- **Task brief**
In the copy, keep every record exact and leave out all images.

** START **

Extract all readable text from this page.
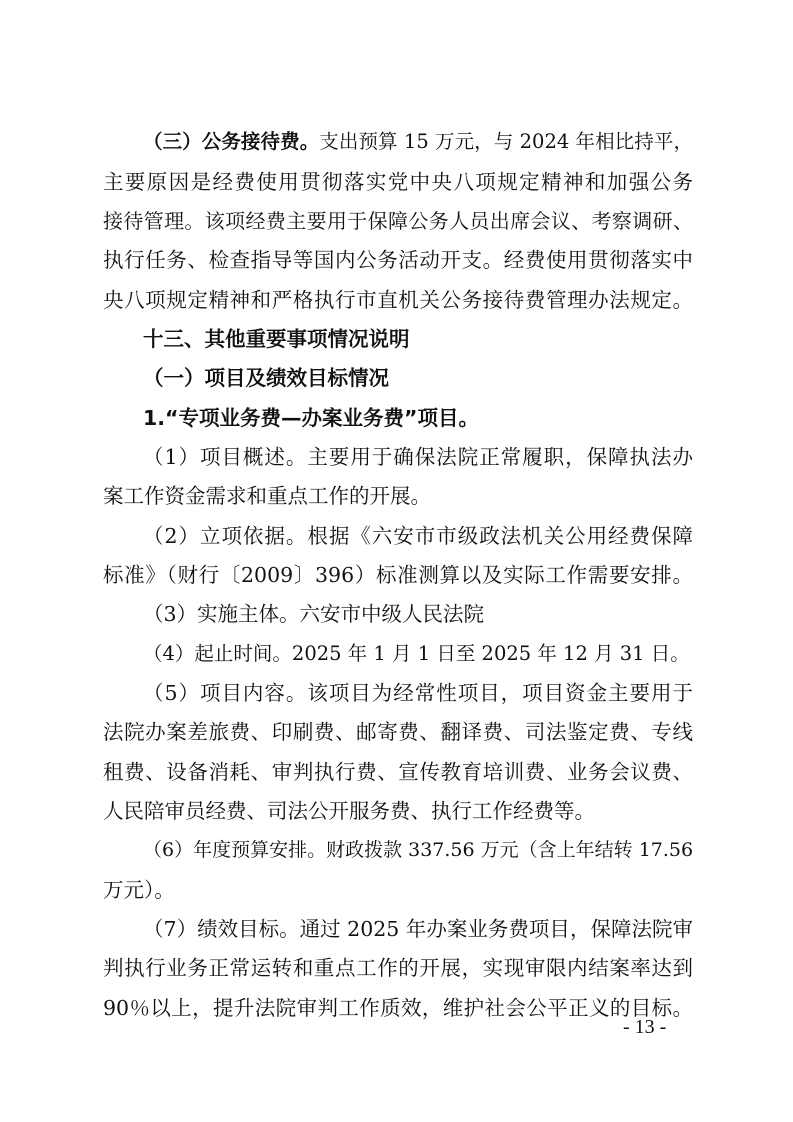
（三）公务接待费。支出预算 15 万元，与 2024 年相比持平，
主要原因是经费使用贯彻落实党中央八项规定精神和加强公务
接待管理。该项经费主要用于保障公务人员出席会议、考察调研、
执行任务、检查指导等国内公务活动开支。经费使用贯彻落实中
央八项规定精神和严格执行市直机关公务接待费管理办法规定。
十三、其他重要事项情况说明
（一）项目及绩效目标情况
1.“专项业务费—办案业务费”项目。
（1）项目概述。主要用于确保法院正常履职，保障执法办
案工作资金需求和重点工作的开展。
（2）立项依据。根据《六安市市级政法机关公用经费保障
标准》（财行〔2009〕396）标准测算以及实际工作需要安排。
（3）实施主体。六安市中级人民法院
（4）起止时间。2025 年 1 月 1 日至 2025 年 12 月 31 日。
（5）项目内容。该项目为经常性项目，项目资金主要用于
法院办案差旅费、印刷费、邮寄费、翻译费、司法鉴定费、专线
租费、设备消耗、审判执行费、宣传教育培训费、业务会议费、
人民陪审员经费、司法公开服务费、执行工作经费等。
（6）年度预算安排。财政拨款 337.56 万元（含上年结转 17.56
万元）。
（7）绩效目标。通过 2025 年办案业务费项目，保障法院审
判执行业务正常运转和重点工作的开展，实现审限内结案率达到
90％以上，提升法院审判工作质效，维护社会公平正义的目标。
- 13 -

** END **

- **Written solution**
Extract all readable text from this page.
（三）公务接待费。支出预算 15 万元，与 2024 年相比持平，
主要原因是经费使用贯彻落实党中央八项规定精神和加强公务
接待管理。该项经费主要用于保障公务人员出席会议、考察调研、
执行任务、检查指导等国内公务活动开支。经费使用贯彻落实中
央八项规定精神和严格执行市直机关公务接待费管理办法规定。
十三、其他重要事项情况说明
（一）项目及绩效目标情况
1.“专项业务费—办案业务费”项目。
（1）项目概述。主要用于确保法院正常履职，保障执法办
案工作资金需求和重点工作的开展。
（2）立项依据。根据《六安市市级政法机关公用经费保障
标准》（财行〔2009〕396）标准测算以及实际工作需要安排。
（3）实施主体。六安市中级人民法院
（4）起止时间。2025 年 1 月 1 日至 2025 年 12 月 31 日。
（5）项目内容。该项目为经常性项目，项目资金主要用于
法院办案差旅费、印刷费、邮寄费、翻译费、司法鉴定费、专线
租费、设备消耗、审判执行费、宣传教育培训费、业务会议费、
人民陪审员经费、司法公开服务费、执行工作经费等。
（6）年度预算安排。财政拨款 337.56 万元（含上年结转 17.56
万元）。
（7）绩效目标。通过 2025 年办案业务费项目，保障法院审
判执行业务正常运转和重点工作的开展，实现审限内结案率达到
90％以上，提升法院审判工作质效，维护社会公平正义的目标。
- 13 -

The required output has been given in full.